Listing:
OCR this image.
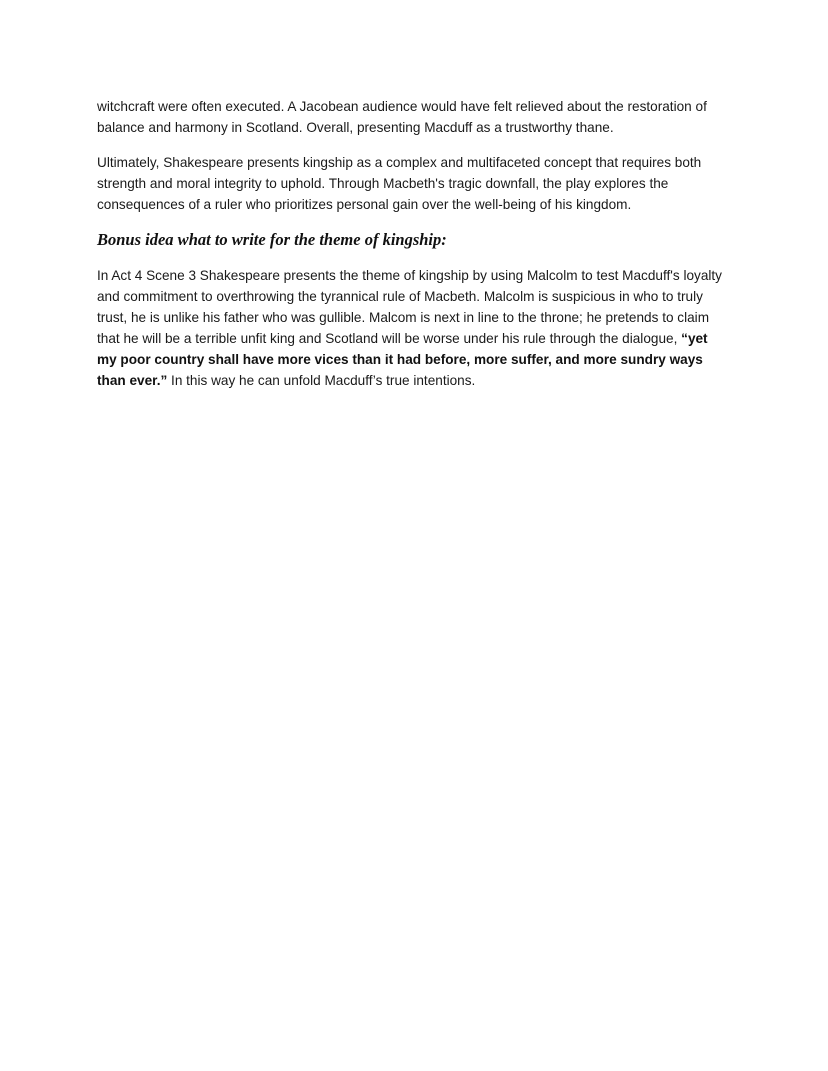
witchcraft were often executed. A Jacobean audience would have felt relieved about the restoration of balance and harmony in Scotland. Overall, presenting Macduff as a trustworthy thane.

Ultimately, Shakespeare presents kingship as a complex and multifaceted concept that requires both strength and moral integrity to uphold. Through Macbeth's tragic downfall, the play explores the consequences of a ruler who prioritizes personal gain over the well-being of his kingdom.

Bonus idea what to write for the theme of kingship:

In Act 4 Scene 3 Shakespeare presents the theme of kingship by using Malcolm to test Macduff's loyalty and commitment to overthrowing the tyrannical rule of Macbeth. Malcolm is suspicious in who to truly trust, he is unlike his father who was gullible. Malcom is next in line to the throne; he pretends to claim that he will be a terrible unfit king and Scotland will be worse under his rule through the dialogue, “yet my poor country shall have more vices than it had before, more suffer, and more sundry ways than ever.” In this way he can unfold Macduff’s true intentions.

---

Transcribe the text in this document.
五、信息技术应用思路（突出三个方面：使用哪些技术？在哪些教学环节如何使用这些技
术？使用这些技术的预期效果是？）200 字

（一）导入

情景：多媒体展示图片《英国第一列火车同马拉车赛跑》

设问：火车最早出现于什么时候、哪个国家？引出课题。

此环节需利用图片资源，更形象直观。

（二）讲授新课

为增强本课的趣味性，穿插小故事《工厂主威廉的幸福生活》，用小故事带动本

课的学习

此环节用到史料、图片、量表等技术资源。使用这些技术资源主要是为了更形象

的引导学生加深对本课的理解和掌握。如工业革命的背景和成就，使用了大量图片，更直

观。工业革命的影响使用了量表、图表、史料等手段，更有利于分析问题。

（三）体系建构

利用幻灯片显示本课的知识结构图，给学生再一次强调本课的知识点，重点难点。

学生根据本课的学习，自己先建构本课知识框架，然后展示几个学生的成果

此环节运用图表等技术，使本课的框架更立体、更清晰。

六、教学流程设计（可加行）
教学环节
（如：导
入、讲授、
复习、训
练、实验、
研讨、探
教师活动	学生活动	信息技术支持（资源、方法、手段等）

Directive:
Lines of the listing that contain the word "kingship" are to be counted; report only their number.

Output for this task:
3